*Task to complete:* Quote, verbatim, all material below, without pictures.

*Data:*
┏━━

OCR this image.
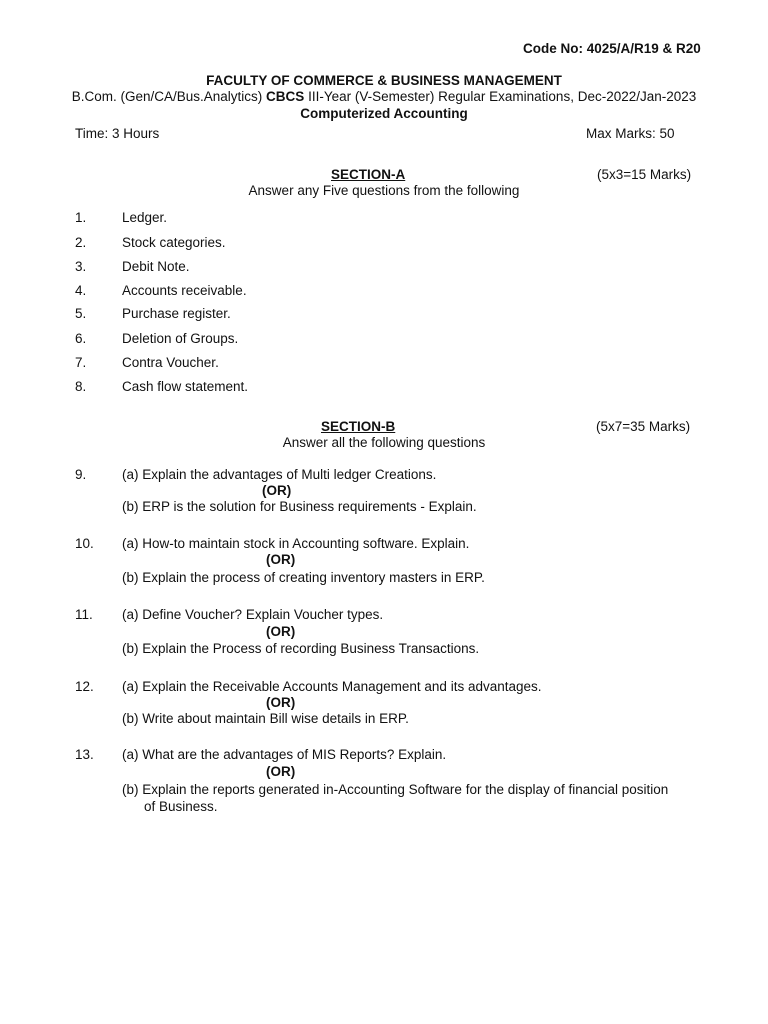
Code No: 4025/A/R19 & R20
FACULTY OF COMMERCE & BUSINESS MANAGEMENT
B.Com. (Gen/CA/Bus.Analytics) CBCS III-Year (V-Semester) Regular Examinations, Dec-2022/Jan-2023
Computerized Accounting
Time: 3 Hours	Max Marks: 50
SECTION-A	(5x3=15 Marks)
Answer any Five questions from the following
1.	Ledger.
2.	Stock categories.
3.	Debit Note.
4.	Accounts receivable.
5.	Purchase register.
6.	Deletion of Groups.
7.	Contra Voucher.
8.	Cash flow statement.
SECTION-B	(5x7=35 Marks)
Answer all the following questions
9.	(a) Explain the advantages of Multi ledger Creations.
(OR)
(b) ERP is the solution for Business requirements - Explain.
10. (a) How-to maintain stock in Accounting software. Explain.
(OR)
(b) Explain the process of creating inventory masters in ERP.
11. (a) Define Voucher? Explain Voucher types.
(OR)
(b) Explain the Process of recording Business Transactions.
12. (a) Explain the Receivable Accounts Management and its advantages.
(OR)
(b) Write about maintain Bill wise details in ERP.
13. (a) What are the advantages of MIS Reports? Explain.
(OR)
(b) Explain the reports generated in-Accounting Software for the display of financial position
of Business.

┗━━

*Task answer:*
OCR this image.
Code No: 4025/A/R19 & R20
FACULTY OF COMMERCE & BUSINESS MANAGEMENT
B.Com. (Gen/CA/Bus.Analytics) CBCS III-Year (V-Semester) Regular Examinations, Dec-2022/Jan-2023
Computerized Accounting
Time: 3 Hours	Max Marks: 50
SECTION-A	(5x3=15 Marks)
Answer any Five questions from the following
1.	Ledger.
2.	Stock categories.
3.	Debit Note.
4.	Accounts receivable.
5.	Purchase register.
6.	Deletion of Groups.
7.	Contra Voucher.
8.	Cash flow statement.
SECTION-B	(5x7=35 Marks)
Answer all the following questions
9.	(a) Explain the advantages of Multi ledger Creations.
(OR)
(b) ERP is the solution for Business requirements - Explain.
10. (a) How-to maintain stock in Accounting software. Explain.
(OR)
(b) Explain the process of creating inventory masters in ERP.
11. (a) Define Voucher? Explain Voucher types.
(OR)
(b) Explain the Process of recording Business Transactions.
12. (a) Explain the Receivable Accounts Management and its advantages.
(OR)
(b) Write about maintain Bill wise details in ERP.
13. (a) What are the advantages of MIS Reports? Explain.
(OR)
(b) Explain the reports generated in-Accounting Software for the display of financial position
of Business.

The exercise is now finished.